PROBLEM REQUIREMENTS: Where a line below holds the string "PUSH", copy that line.
━━━━
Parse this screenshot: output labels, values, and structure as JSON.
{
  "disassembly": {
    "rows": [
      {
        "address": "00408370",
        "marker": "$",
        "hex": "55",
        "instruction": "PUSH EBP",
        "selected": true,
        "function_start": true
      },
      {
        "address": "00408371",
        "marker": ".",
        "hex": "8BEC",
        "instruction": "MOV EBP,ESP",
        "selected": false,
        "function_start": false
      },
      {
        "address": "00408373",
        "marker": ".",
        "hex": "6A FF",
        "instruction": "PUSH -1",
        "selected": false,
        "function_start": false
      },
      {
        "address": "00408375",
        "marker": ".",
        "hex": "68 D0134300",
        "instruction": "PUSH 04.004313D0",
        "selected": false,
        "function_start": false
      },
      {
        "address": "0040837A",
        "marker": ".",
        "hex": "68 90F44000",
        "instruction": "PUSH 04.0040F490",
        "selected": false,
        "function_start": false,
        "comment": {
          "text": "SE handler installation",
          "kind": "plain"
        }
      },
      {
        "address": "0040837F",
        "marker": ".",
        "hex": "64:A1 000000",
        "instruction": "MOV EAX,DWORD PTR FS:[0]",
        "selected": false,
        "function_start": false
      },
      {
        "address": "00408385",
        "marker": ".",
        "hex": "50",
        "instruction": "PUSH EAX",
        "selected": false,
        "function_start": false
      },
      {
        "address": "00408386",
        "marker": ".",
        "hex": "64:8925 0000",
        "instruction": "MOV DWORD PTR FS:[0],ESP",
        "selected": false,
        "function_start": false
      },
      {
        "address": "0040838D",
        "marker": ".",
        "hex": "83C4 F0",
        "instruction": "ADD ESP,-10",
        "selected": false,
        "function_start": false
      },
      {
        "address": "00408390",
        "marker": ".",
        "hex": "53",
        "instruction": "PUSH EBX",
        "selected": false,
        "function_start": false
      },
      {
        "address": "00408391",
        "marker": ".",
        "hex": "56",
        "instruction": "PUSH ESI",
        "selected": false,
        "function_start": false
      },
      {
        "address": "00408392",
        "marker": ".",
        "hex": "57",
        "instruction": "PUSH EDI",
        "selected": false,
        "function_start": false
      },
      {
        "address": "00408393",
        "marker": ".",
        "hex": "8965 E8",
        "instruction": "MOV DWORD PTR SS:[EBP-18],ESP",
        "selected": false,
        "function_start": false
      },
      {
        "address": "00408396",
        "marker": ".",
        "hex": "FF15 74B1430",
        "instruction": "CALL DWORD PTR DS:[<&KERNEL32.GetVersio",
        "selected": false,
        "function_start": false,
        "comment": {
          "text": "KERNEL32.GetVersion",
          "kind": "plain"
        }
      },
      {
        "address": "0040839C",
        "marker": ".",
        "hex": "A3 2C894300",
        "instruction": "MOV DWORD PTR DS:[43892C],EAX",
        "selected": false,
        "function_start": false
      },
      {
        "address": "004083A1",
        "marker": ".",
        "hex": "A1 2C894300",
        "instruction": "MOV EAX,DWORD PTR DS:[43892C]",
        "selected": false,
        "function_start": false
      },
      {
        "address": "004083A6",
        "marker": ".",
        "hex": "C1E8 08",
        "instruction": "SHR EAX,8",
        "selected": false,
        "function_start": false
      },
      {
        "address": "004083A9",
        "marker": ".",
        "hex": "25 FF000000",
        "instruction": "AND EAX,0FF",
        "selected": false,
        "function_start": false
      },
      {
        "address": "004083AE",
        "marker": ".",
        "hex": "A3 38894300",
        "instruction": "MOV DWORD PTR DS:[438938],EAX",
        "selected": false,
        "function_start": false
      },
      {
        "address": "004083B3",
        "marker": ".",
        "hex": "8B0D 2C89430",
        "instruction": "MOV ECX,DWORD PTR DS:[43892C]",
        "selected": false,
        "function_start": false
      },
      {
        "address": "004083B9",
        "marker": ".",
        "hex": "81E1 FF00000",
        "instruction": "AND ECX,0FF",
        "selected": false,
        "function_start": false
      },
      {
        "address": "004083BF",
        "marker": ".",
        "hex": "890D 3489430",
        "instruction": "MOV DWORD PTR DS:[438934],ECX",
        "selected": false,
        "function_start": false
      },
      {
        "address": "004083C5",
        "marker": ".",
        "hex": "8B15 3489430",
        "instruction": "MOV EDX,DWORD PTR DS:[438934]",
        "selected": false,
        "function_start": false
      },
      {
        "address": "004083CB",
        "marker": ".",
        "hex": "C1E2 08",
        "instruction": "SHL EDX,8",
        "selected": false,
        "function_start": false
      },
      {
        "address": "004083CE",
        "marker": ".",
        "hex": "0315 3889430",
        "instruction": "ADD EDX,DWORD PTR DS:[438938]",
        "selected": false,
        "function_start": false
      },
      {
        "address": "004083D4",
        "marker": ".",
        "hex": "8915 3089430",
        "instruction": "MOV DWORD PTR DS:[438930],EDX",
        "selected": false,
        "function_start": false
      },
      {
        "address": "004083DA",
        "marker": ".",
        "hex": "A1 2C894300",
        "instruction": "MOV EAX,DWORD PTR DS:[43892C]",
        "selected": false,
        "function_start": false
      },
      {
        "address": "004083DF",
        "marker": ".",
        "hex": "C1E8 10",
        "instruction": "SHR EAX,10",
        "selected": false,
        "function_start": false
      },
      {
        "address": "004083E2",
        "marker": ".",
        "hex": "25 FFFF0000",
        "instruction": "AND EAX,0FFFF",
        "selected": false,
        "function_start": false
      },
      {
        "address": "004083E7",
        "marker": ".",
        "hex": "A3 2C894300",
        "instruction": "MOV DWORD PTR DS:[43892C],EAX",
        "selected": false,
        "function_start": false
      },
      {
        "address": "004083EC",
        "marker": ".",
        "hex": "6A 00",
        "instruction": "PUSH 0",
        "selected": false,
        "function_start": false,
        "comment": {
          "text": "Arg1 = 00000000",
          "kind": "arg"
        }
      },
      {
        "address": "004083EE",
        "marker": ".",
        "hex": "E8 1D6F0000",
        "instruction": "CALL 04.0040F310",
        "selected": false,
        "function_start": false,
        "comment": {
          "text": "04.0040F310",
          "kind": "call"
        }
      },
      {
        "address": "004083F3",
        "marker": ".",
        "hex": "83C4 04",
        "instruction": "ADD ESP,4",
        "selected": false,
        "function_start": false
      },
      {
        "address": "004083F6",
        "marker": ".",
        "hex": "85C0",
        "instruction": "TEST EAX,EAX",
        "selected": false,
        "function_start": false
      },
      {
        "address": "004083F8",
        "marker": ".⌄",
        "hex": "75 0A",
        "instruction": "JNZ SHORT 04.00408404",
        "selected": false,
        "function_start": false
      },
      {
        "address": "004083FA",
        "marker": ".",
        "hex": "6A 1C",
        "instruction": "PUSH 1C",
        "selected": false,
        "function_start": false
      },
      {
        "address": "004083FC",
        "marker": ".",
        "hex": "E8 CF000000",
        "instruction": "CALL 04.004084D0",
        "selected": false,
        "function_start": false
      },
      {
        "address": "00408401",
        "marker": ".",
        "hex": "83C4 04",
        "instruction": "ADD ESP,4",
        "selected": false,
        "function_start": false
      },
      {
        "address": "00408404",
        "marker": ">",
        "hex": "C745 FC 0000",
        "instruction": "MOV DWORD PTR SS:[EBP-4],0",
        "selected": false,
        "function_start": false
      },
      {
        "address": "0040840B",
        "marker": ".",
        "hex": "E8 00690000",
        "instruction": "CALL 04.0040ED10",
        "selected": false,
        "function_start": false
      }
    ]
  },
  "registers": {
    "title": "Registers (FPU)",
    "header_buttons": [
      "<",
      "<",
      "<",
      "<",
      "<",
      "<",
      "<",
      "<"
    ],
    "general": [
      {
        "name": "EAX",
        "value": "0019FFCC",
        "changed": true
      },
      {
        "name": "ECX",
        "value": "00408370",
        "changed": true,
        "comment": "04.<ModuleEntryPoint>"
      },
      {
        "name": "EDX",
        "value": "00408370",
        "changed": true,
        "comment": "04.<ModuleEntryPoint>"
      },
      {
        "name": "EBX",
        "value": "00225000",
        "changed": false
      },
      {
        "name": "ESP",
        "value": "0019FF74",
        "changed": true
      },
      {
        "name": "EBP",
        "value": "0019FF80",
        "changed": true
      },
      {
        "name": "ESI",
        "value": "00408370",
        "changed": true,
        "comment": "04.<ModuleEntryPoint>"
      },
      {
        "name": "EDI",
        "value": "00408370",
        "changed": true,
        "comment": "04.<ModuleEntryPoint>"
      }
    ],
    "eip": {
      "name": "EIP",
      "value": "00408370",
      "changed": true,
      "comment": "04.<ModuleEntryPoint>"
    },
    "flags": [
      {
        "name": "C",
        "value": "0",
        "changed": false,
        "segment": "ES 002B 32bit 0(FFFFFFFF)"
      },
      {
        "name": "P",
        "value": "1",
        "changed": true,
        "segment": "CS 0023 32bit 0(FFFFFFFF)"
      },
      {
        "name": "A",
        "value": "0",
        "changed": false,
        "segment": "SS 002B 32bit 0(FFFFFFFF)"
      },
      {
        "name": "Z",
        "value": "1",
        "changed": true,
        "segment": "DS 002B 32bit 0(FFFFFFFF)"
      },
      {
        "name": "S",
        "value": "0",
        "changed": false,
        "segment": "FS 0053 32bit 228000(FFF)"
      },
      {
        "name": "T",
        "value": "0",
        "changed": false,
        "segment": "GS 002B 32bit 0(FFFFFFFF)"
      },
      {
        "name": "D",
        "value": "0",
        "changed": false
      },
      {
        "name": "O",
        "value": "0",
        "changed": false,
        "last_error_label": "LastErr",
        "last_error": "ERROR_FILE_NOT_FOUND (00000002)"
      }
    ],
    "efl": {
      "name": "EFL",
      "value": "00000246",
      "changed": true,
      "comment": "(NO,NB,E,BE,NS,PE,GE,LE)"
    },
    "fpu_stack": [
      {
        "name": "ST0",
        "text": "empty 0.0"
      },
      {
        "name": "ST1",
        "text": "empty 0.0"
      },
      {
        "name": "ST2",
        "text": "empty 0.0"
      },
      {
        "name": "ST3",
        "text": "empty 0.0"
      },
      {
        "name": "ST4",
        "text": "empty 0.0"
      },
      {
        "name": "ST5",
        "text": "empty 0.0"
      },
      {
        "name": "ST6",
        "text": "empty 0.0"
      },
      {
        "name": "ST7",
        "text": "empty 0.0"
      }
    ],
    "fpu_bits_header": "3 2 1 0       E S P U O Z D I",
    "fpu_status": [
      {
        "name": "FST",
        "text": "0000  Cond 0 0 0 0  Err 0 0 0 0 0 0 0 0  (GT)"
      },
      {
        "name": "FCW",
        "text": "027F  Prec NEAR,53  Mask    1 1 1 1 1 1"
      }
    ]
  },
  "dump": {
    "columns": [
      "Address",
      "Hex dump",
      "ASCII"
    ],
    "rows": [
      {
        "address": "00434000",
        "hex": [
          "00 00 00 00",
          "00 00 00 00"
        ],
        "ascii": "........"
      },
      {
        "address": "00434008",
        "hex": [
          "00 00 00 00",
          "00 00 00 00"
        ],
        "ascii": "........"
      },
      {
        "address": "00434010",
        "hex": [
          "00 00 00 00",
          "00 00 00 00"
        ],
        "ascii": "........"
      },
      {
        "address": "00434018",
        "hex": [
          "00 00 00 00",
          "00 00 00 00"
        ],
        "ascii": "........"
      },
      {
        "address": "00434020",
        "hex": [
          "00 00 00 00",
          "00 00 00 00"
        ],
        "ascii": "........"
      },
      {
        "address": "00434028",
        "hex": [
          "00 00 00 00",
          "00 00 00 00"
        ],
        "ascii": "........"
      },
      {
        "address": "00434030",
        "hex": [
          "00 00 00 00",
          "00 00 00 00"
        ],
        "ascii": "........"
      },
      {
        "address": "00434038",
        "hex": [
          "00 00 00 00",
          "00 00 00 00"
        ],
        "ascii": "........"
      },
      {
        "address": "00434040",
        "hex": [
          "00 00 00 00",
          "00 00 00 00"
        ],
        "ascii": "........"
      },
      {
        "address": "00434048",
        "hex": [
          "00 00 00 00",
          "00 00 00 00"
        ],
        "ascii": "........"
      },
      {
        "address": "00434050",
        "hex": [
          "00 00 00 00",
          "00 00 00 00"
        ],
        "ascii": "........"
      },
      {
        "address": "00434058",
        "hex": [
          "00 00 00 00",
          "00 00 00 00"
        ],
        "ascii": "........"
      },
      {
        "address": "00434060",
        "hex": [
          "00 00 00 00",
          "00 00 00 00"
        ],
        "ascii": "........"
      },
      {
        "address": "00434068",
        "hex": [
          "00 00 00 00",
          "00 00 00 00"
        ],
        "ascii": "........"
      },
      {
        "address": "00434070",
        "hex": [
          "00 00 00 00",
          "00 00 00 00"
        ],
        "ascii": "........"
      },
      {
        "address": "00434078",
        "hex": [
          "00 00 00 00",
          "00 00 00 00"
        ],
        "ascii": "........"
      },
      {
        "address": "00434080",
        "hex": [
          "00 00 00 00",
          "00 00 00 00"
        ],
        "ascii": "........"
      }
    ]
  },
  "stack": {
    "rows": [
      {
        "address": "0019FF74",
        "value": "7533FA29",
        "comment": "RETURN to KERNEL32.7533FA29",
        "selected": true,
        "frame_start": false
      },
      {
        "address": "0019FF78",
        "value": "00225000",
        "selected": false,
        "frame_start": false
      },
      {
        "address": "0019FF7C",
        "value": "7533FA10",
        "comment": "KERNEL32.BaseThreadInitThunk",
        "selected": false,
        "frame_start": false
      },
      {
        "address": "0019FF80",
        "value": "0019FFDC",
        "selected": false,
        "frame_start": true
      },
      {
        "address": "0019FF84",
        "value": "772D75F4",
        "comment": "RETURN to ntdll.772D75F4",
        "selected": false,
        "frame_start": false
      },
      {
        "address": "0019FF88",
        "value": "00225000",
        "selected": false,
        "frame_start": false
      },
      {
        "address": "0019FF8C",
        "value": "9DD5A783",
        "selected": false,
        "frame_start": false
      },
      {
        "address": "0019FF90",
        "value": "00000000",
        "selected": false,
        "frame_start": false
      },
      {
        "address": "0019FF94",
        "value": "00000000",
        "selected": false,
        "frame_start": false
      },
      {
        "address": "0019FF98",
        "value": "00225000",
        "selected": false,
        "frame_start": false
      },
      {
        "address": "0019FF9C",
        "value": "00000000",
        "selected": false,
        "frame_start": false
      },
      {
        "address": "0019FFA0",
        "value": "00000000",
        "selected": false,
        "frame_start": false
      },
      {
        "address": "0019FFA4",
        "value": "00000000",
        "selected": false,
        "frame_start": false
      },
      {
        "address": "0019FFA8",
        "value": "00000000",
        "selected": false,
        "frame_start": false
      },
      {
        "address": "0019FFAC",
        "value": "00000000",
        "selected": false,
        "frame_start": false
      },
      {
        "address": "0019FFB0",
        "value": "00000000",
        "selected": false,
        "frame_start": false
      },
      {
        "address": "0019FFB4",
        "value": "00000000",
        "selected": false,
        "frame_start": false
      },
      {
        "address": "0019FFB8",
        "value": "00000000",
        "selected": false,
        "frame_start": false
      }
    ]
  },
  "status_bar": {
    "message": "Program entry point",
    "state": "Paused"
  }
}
━━━━
TASK OUTPUT:
        "instruction": "PUSH EBP",
        "instruction": "PUSH -1",
        "instruction": "PUSH 04.004313D0",
        "instruction": "PUSH 04.0040F490",
        "instruction": "PUSH EAX",
        "instruction": "PUSH EBX",
        "instruction": "PUSH ESI",
        "instruction": "PUSH EDI",
        "instruction": "PUSH 0",
        "instruction": "PUSH 1C",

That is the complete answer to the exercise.